== THE REQUEST ==
Take every line from the listing below that includes "values" and copy it.

== TASK MATERIAL ==
-------

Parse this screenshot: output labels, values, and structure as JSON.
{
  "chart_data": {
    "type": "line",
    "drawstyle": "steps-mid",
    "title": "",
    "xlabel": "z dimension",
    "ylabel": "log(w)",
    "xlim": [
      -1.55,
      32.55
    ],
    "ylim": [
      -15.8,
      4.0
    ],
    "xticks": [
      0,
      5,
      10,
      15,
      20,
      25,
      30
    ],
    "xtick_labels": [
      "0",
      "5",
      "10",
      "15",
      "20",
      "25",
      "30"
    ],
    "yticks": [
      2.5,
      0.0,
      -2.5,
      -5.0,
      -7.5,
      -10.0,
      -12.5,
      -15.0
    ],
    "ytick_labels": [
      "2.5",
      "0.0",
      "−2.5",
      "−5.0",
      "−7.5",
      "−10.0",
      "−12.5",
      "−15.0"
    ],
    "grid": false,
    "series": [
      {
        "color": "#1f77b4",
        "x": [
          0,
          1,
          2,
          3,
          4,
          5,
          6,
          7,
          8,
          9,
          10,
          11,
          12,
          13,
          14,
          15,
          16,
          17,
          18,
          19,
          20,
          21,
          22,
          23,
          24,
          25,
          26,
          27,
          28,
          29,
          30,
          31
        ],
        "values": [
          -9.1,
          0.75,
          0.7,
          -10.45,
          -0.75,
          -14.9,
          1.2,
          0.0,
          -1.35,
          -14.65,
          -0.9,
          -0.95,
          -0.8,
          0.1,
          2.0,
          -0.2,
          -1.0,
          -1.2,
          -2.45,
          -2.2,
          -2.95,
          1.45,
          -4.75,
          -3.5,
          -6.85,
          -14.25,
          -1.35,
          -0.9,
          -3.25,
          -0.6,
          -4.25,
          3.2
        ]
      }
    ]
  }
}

-------

== RESULT ==
Parse this screenshot: output labels, values, and structure as JSON.
        "values": [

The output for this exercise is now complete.